> What you will do: Check each line of the records for "vest"; collect those that have it.

Records from a data collection
##############################

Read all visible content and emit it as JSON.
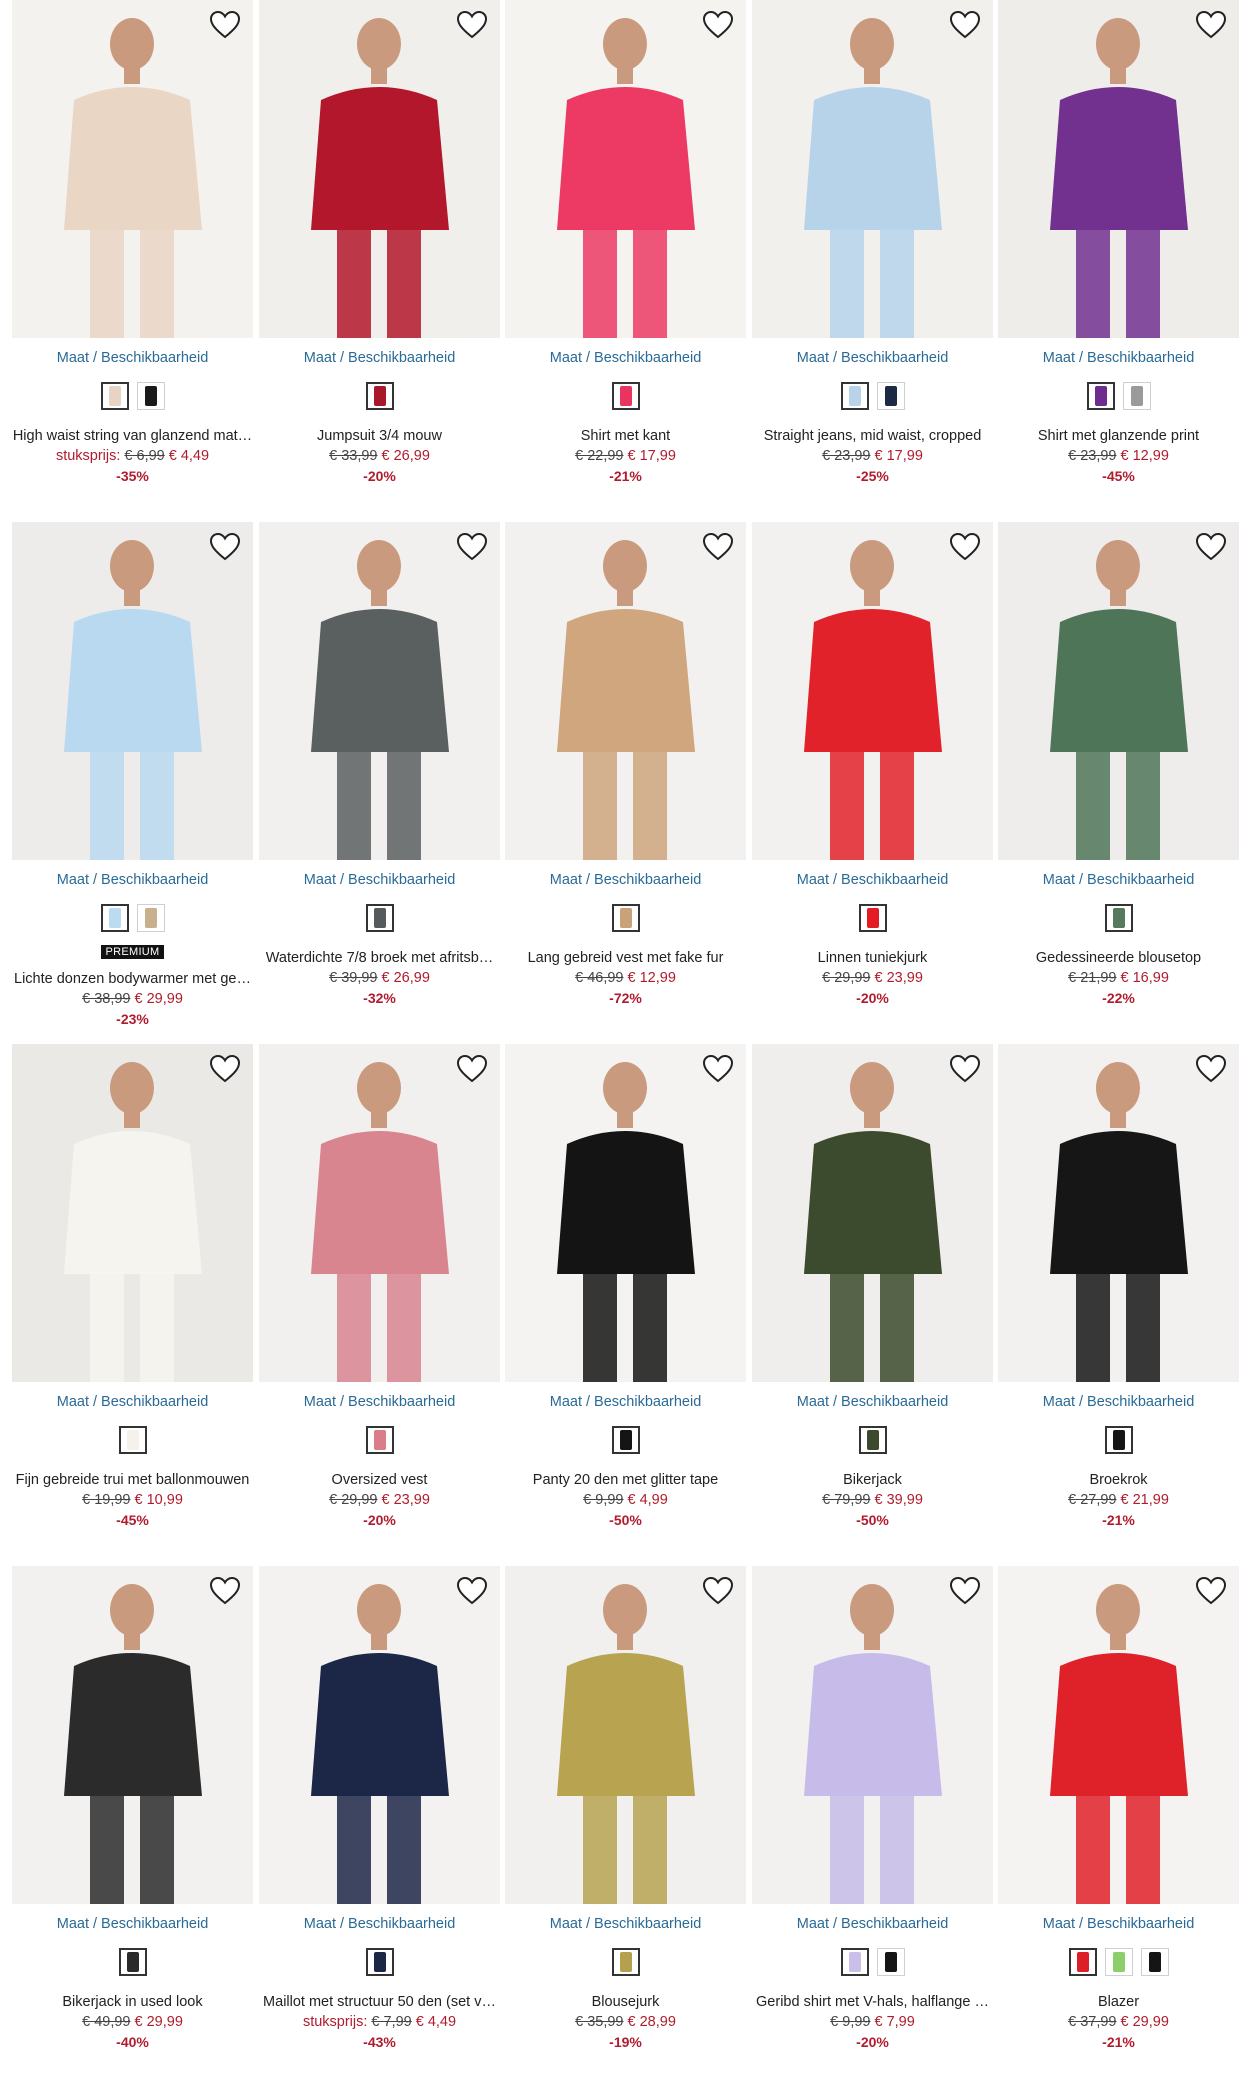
{
  "common": {
    "size_availability_label": "Maat / Beschikbaarheid"
  },
  "rows": [
    {
      "products": [
        {
          "title": "High waist string van glanzend mat…",
          "unit_label": "stuksprijs:",
          "old_price": "€ 6,99",
          "new_price": "€ 4,49",
          "discount": "-35%",
          "swatches": [
            "#e8d4c4",
            "#1a1a1a"
          ],
          "badge": "",
          "image_color": "#e9d6c5",
          "bg": "#f4f2ef"
        },
        {
          "title": "Jumpsuit 3/4 mouw",
          "unit_label": "",
          "old_price": "€ 33,99",
          "new_price": "€ 26,99",
          "discount": "-20%",
          "swatches": [
            "#a8172a"
          ],
          "badge": "",
          "image_color": "#b3172b",
          "bg": "#f1efec"
        },
        {
          "title": "Shirt met kant",
          "unit_label": "",
          "old_price": "€ 22,99",
          "new_price": "€ 17,99",
          "discount": "-21%",
          "swatches": [
            "#e8345e"
          ],
          "badge": "",
          "image_color": "#ec3a64",
          "bg": "#f4f3f0"
        },
        {
          "title": "Straight jeans, mid waist, cropped",
          "unit_label": "",
          "old_price": "€ 23,99",
          "new_price": "€ 17,99",
          "discount": "-25%",
          "swatches": [
            "#b9d4e8",
            "#1d2a44"
          ],
          "badge": "",
          "image_color": "#b7d3ea",
          "bg": "#f2f0ed"
        },
        {
          "title": "Shirt met glanzende print",
          "unit_label": "",
          "old_price": "€ 23,99",
          "new_price": "€ 12,99",
          "discount": "-45%",
          "swatches": [
            "#6e2c8e",
            "#9a9a9a"
          ],
          "badge": "",
          "image_color": "#72308f",
          "bg": "#efedea"
        }
      ]
    },
    {
      "products": [
        {
          "title": "Lichte donzen bodywarmer met ge…",
          "unit_label": "",
          "old_price": "€ 38,99",
          "new_price": "€ 29,99",
          "discount": "-23%",
          "swatches": [
            "#bcdaf0",
            "#c9b08c"
          ],
          "badge": "PREMIUM",
          "image_color": "#b9d9f0",
          "bg": "#eeecea"
        },
        {
          "title": "Waterdichte 7/8 broek met afritsb…",
          "unit_label": "",
          "old_price": "€ 39,99",
          "new_price": "€ 26,99",
          "discount": "-32%",
          "swatches": [
            "#555a5c"
          ],
          "badge": "",
          "image_color": "#5a5f60",
          "bg": "#f1f0ee"
        },
        {
          "title": "Lang gebreid vest met fake fur",
          "unit_label": "",
          "old_price": "€ 46,99",
          "new_price": "€ 12,99",
          "discount": "-72%",
          "swatches": [
            "#caa27a"
          ],
          "badge": "",
          "image_color": "#cfa67d",
          "bg": "#f2f1ef"
        },
        {
          "title": "Linnen tuniekjurk",
          "unit_label": "",
          "old_price": "€ 29,99",
          "new_price": "€ 23,99",
          "discount": "-20%",
          "swatches": [
            "#e31c24"
          ],
          "badge": "",
          "image_color": "#e2222a",
          "bg": "#f3f1ef"
        },
        {
          "title": "Gedessineerde blousetop",
          "unit_label": "",
          "old_price": "€ 21,99",
          "new_price": "€ 16,99",
          "discount": "-22%",
          "swatches": [
            "#557a5e"
          ],
          "badge": "",
          "image_color": "#4f7558",
          "bg": "#eeedeb"
        }
      ]
    },
    {
      "products": [
        {
          "title": "Fijn gebreide trui met ballonmouwen",
          "unit_label": "",
          "old_price": "€ 19,99",
          "new_price": "€ 10,99",
          "discount": "-45%",
          "swatches": [
            "#f4f2ea"
          ],
          "badge": "",
          "image_color": "#f6f4ee",
          "bg": "#ebe9e6"
        },
        {
          "title": "Oversized vest",
          "unit_label": "",
          "old_price": "€ 29,99",
          "new_price": "€ 23,99",
          "discount": "-20%",
          "swatches": [
            "#d97e88"
          ],
          "badge": "",
          "image_color": "#d88590",
          "bg": "#f1f0ee"
        },
        {
          "title": "Panty 20 den met glitter tape",
          "unit_label": "",
          "old_price": "€ 9,99",
          "new_price": "€ 4,99",
          "discount": "-50%",
          "swatches": [
            "#151515"
          ],
          "badge": "",
          "image_color": "#141414",
          "bg": "#f4f3f1"
        },
        {
          "title": "Bikerjack",
          "unit_label": "",
          "old_price": "€ 79,99",
          "new_price": "€ 39,99",
          "discount": "-50%",
          "swatches": [
            "#3b4a2c"
          ],
          "badge": "",
          "image_color": "#3c4a2d",
          "bg": "#efeeec"
        },
        {
          "title": "Broekrok",
          "unit_label": "",
          "old_price": "€ 27,99",
          "new_price": "€ 21,99",
          "discount": "-21%",
          "swatches": [
            "#151515"
          ],
          "badge": "",
          "image_color": "#161616",
          "bg": "#f2f1ef"
        }
      ]
    },
    {
      "products": [
        {
          "title": "Bikerjack in used look",
          "unit_label": "",
          "old_price": "€ 49,99",
          "new_price": "€ 29,99",
          "discount": "-40%",
          "swatches": [
            "#2a2a2a"
          ],
          "badge": "",
          "image_color": "#2b2b2b",
          "bg": "#f2f1ef"
        },
        {
          "title": "Maillot met structuur 50 den (set v…",
          "unit_label": "stuksprijs:",
          "old_price": "€ 7,99",
          "new_price": "€ 4,49",
          "discount": "-43%",
          "swatches": [
            "#1c2746"
          ],
          "badge": "",
          "image_color": "#1c2748",
          "bg": "#f3f2f0"
        },
        {
          "title": "Blousejurk",
          "unit_label": "",
          "old_price": "€ 35,99",
          "new_price": "€ 28,99",
          "discount": "-19%",
          "swatches": [
            "#b5a04e"
          ],
          "badge": "",
          "image_color": "#b7a350",
          "bg": "#f1f0ee"
        },
        {
          "title": "Geribd shirt met V-hals, halflange …",
          "unit_label": "",
          "old_price": "€ 9,99",
          "new_price": "€ 7,99",
          "discount": "-20%",
          "swatches": [
            "#c9bfe8",
            "#151515"
          ],
          "badge": "",
          "image_color": "#c7bce9",
          "bg": "#f2f1ef"
        },
        {
          "title": "Blazer",
          "unit_label": "",
          "old_price": "€ 37,99",
          "new_price": "€ 29,99",
          "discount": "-21%",
          "swatches": [
            "#dd1f2a",
            "#8ccf6a",
            "#151515"
          ],
          "badge": "",
          "image_color": "#df2129",
          "bg": "#f4f3f1"
        }
      ]
    }
  ]
}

##############################

> The result:
          "title": "Lang gebreid vest met fake fur",
          "title": "Oversized vest",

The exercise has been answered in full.